*** DATA SECTION

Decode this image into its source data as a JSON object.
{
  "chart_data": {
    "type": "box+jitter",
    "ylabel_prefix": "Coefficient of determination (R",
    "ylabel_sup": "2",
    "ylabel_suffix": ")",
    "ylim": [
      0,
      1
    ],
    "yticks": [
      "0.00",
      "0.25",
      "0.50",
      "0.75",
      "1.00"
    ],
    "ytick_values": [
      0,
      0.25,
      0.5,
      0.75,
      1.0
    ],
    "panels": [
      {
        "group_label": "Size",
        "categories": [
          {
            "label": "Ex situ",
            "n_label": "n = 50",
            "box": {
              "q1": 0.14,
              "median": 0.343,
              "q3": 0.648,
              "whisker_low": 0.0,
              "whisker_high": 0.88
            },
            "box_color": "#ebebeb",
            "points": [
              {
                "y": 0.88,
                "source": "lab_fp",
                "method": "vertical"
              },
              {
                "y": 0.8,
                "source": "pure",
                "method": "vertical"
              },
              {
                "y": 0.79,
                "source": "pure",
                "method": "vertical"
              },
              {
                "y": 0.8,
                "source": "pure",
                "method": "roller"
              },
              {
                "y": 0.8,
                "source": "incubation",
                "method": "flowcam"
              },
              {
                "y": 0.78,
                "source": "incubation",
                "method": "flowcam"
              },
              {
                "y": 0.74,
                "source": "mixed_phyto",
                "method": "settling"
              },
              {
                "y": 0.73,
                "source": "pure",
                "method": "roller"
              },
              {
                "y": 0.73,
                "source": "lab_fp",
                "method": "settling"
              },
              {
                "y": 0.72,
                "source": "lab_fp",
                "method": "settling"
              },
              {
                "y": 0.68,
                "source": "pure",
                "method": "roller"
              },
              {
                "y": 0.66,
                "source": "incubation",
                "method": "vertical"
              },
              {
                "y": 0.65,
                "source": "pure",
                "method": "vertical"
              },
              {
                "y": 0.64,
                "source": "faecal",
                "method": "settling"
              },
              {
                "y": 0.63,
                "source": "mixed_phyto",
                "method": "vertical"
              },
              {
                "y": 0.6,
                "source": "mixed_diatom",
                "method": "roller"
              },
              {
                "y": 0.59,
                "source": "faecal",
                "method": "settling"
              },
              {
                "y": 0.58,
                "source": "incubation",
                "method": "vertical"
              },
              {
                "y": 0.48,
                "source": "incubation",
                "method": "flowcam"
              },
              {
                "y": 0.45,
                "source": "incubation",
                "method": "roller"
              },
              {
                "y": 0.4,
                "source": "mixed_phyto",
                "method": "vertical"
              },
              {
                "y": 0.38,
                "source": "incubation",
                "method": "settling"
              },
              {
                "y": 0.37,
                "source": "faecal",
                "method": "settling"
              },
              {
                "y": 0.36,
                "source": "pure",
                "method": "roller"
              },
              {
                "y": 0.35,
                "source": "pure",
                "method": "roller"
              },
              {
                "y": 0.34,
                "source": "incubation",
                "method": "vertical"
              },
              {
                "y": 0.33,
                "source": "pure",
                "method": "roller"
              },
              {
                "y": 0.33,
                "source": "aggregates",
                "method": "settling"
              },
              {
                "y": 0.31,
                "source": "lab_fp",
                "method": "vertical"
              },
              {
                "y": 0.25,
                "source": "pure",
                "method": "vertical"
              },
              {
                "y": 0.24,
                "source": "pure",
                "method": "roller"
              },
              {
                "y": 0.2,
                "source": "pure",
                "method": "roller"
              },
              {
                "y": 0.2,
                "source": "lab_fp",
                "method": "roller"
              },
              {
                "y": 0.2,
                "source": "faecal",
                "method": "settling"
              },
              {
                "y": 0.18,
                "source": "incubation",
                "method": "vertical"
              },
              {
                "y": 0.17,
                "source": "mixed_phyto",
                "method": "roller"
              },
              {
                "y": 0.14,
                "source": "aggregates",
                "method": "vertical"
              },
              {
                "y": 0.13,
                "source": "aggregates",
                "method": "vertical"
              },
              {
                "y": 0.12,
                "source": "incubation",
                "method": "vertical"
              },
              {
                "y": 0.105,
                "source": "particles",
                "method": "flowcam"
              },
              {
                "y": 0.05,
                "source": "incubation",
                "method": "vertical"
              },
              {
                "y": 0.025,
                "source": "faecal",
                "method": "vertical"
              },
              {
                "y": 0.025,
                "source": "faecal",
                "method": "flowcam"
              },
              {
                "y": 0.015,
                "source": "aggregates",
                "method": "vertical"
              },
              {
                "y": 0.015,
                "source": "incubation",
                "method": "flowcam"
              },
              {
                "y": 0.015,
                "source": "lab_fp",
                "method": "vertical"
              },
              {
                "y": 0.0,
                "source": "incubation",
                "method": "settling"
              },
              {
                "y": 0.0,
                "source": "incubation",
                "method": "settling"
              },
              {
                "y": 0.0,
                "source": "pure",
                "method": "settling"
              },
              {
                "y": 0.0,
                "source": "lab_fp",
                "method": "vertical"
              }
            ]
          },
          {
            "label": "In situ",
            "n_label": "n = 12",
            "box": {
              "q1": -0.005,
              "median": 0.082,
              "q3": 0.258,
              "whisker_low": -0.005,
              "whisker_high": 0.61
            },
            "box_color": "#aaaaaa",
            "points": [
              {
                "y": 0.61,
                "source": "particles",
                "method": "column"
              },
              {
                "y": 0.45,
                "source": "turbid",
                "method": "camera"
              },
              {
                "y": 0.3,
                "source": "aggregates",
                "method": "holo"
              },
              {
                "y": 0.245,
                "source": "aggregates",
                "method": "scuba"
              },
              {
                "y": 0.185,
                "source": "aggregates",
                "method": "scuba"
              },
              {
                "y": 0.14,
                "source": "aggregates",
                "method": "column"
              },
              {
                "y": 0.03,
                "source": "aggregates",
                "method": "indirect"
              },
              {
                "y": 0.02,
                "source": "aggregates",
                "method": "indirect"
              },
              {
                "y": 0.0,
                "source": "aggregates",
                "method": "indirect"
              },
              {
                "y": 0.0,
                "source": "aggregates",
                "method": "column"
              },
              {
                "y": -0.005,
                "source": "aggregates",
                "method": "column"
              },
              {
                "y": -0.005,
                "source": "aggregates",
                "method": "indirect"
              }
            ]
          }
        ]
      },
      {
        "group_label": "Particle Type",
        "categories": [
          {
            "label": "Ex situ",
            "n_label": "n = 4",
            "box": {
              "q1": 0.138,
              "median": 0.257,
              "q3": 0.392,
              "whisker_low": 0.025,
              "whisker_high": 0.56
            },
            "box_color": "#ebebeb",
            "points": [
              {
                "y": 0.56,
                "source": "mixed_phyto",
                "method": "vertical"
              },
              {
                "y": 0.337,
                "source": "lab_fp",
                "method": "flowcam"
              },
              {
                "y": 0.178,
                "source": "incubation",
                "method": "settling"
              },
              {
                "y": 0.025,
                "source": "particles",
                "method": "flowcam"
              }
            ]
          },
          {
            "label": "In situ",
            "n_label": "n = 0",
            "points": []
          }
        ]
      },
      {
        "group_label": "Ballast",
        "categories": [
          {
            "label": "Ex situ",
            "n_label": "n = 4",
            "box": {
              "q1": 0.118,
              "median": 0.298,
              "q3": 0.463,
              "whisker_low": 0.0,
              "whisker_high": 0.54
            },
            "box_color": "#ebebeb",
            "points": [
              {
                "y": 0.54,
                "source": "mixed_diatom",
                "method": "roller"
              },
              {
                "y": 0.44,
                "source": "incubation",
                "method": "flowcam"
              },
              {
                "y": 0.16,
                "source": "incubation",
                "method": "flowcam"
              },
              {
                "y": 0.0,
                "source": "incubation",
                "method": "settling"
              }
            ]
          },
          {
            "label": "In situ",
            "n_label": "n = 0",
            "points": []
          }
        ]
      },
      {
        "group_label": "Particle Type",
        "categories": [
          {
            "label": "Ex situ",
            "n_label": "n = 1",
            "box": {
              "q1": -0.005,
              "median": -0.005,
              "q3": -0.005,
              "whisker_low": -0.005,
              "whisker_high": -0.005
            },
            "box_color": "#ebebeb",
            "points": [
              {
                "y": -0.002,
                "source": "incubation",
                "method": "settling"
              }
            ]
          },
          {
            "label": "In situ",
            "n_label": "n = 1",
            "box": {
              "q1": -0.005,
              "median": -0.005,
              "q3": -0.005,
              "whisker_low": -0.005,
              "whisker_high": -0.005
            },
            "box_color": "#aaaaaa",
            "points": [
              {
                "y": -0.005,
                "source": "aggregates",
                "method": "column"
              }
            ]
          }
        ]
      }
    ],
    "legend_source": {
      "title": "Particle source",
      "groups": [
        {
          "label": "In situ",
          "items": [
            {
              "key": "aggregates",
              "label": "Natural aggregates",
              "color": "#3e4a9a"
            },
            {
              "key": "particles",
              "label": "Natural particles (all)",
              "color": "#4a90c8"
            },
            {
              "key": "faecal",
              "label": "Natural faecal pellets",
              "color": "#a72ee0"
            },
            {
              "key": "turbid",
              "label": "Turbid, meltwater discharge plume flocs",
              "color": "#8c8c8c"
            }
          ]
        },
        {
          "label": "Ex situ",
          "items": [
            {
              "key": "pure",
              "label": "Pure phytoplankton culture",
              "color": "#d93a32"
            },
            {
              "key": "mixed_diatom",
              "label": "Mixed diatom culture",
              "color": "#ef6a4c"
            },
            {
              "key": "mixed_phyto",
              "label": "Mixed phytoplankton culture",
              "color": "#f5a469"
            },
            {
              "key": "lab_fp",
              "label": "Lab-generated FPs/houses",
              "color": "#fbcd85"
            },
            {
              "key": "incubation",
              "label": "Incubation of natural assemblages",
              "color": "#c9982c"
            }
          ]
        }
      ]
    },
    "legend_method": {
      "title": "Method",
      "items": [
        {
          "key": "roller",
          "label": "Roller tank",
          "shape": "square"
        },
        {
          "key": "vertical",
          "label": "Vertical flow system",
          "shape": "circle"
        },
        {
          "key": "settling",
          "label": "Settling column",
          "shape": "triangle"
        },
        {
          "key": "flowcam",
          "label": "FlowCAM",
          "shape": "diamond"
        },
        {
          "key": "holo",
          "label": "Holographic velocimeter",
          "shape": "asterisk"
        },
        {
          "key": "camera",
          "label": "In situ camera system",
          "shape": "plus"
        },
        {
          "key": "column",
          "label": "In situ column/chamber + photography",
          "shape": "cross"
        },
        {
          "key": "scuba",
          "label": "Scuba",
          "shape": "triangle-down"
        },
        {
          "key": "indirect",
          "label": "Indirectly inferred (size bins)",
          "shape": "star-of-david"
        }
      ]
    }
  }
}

******

# WRITTEN REQUEST:
In how many lines of the data does the string "triangle" appear? Give only the number.

# WORKED SOLUTION:
2